■ Task statement ■
Find every line in the records below that holds the word "color", and copy it out.

(Rows from a dataset)

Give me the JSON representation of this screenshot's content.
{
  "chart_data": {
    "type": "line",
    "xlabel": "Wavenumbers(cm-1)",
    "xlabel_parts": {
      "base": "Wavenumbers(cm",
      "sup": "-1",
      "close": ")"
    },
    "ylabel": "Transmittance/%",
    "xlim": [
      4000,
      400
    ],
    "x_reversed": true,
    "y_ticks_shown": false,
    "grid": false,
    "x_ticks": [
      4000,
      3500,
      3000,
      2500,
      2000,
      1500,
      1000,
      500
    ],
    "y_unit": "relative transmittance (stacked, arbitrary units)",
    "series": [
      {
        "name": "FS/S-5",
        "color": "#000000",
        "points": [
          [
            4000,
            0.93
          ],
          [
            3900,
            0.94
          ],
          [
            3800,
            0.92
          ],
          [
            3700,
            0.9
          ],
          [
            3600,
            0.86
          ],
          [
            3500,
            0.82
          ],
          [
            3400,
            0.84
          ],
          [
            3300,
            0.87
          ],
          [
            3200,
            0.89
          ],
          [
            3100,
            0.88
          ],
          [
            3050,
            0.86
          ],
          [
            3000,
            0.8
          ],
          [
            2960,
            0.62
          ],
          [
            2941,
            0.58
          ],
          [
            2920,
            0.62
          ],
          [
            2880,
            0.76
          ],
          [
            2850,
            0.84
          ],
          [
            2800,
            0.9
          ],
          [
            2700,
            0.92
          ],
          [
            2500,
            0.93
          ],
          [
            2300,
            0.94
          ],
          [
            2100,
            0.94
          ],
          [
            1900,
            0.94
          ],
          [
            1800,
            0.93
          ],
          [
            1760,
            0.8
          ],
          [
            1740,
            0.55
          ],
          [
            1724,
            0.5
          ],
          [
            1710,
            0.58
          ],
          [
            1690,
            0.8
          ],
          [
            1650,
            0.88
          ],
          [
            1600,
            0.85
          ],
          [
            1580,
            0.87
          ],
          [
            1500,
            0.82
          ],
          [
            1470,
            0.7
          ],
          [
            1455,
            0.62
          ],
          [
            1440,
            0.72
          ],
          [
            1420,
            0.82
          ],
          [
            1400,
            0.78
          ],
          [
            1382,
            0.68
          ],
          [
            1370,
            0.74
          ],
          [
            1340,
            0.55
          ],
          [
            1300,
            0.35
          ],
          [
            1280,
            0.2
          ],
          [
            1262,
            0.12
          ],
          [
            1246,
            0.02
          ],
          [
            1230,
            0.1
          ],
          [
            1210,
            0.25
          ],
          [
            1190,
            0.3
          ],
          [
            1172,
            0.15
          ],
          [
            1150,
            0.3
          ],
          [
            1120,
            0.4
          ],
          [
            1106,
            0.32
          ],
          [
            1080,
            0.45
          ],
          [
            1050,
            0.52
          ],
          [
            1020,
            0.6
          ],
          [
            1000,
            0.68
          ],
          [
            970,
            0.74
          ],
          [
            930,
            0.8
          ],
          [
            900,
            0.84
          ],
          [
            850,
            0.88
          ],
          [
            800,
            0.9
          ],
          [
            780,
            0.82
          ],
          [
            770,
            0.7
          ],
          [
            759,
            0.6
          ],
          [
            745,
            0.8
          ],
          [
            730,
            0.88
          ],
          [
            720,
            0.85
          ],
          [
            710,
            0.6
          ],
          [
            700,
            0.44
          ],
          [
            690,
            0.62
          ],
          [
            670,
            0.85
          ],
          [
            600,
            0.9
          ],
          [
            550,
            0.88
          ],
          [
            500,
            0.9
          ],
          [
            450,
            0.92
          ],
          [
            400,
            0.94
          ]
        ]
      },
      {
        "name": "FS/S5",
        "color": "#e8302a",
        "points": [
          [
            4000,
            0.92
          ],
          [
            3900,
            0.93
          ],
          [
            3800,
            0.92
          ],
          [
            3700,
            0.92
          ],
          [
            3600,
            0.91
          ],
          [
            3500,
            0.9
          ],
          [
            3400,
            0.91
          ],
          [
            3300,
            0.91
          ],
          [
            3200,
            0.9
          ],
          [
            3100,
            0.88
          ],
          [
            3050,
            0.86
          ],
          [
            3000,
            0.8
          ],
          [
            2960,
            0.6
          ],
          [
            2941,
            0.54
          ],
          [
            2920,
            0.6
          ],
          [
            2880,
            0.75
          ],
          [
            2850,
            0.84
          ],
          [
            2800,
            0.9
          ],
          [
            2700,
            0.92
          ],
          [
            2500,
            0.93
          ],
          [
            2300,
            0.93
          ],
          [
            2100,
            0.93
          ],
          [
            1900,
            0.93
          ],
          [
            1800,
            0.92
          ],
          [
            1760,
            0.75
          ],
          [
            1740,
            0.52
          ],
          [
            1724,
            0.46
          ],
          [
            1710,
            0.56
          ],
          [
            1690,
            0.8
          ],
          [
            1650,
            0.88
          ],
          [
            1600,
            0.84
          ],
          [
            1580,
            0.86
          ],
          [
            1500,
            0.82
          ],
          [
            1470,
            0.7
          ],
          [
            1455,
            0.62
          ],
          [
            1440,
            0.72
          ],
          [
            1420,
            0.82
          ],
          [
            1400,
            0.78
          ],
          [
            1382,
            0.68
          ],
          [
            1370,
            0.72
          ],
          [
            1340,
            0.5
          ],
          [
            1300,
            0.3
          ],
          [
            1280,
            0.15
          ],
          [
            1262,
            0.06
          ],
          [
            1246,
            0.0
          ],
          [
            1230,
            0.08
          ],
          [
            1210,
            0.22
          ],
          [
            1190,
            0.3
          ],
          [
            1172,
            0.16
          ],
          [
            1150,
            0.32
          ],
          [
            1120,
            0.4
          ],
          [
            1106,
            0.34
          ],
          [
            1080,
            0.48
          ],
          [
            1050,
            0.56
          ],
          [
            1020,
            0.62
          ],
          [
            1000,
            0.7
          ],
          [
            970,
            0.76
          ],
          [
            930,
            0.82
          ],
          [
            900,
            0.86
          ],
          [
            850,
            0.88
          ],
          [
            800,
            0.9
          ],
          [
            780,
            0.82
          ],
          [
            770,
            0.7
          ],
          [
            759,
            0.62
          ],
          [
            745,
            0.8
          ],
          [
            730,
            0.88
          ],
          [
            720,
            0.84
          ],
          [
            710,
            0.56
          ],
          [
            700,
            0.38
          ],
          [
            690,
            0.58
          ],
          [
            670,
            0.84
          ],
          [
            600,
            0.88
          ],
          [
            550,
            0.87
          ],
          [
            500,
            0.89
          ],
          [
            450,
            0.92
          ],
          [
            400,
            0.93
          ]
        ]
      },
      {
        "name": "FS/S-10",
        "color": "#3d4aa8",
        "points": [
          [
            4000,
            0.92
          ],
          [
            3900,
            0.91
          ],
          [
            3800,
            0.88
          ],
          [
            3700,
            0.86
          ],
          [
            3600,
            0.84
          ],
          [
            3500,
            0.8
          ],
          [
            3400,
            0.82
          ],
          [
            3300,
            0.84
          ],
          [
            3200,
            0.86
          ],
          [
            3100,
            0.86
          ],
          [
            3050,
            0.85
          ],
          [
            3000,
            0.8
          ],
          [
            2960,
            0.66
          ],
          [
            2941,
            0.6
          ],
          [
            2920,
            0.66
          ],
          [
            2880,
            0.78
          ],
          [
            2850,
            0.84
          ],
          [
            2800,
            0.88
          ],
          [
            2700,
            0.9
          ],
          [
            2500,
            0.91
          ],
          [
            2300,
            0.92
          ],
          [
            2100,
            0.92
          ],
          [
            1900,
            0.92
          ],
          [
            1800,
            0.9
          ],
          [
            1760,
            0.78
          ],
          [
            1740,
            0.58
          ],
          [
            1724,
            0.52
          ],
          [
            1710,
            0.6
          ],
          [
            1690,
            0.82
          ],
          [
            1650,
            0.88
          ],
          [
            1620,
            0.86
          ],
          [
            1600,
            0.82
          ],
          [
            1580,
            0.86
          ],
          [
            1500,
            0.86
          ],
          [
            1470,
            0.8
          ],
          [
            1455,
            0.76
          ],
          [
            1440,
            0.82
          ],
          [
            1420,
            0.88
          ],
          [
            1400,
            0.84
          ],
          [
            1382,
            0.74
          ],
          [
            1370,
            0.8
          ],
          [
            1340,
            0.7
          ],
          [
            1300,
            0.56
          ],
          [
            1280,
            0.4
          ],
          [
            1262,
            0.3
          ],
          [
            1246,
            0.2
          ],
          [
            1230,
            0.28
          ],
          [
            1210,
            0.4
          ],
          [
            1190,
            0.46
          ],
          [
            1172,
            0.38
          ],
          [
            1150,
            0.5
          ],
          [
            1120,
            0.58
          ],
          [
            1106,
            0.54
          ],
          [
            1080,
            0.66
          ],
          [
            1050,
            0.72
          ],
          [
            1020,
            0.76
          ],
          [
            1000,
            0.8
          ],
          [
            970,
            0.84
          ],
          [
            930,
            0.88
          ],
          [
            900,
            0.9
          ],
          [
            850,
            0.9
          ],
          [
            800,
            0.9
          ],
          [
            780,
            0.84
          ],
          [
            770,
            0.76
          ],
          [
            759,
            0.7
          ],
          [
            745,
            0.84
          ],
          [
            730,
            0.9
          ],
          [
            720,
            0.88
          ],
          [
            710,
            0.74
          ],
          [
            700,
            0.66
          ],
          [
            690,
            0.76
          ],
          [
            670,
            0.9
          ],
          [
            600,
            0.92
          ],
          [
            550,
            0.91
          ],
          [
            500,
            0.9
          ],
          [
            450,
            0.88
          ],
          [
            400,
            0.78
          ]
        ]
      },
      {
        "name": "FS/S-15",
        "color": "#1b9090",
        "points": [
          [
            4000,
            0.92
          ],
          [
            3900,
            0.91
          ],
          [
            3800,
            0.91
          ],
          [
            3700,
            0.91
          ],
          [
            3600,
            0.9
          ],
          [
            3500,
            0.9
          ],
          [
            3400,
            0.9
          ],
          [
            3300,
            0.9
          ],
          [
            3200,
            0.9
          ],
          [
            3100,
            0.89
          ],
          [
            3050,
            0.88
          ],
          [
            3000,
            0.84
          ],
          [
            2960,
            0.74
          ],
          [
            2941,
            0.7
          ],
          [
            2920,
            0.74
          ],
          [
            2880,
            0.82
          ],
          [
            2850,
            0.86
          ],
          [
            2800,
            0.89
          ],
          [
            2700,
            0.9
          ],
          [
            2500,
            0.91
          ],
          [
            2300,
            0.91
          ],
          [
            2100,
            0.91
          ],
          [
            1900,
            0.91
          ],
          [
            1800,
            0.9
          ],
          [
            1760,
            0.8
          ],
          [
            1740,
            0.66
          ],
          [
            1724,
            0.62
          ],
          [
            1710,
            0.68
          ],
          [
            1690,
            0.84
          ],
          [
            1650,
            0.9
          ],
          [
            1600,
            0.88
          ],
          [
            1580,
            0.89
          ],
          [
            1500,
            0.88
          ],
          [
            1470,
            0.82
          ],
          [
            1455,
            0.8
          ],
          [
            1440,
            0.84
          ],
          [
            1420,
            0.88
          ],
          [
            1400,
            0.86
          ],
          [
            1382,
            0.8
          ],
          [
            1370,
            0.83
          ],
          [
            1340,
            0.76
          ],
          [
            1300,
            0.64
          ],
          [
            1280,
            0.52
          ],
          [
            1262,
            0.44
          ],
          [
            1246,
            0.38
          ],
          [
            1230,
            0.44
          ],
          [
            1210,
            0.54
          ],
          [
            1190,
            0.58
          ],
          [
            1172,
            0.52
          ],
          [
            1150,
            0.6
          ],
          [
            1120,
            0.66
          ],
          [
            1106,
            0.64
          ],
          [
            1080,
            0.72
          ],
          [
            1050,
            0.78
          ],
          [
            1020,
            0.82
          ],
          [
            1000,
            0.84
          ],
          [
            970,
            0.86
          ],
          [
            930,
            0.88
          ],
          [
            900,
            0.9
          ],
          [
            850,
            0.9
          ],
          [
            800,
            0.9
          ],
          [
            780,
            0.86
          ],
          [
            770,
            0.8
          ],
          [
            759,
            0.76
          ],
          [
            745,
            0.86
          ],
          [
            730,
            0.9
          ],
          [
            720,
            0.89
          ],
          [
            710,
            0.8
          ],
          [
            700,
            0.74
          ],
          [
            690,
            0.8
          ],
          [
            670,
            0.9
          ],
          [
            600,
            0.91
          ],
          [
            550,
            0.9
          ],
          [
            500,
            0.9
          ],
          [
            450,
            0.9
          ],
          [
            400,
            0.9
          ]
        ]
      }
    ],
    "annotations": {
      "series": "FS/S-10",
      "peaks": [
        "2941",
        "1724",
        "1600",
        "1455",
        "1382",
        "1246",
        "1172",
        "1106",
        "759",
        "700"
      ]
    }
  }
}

■ Solution to this problem ■
        "color": "#000000",
        "color": "#e8302a",
        "color": "#3d4aa8",
        "color": "#1b9090",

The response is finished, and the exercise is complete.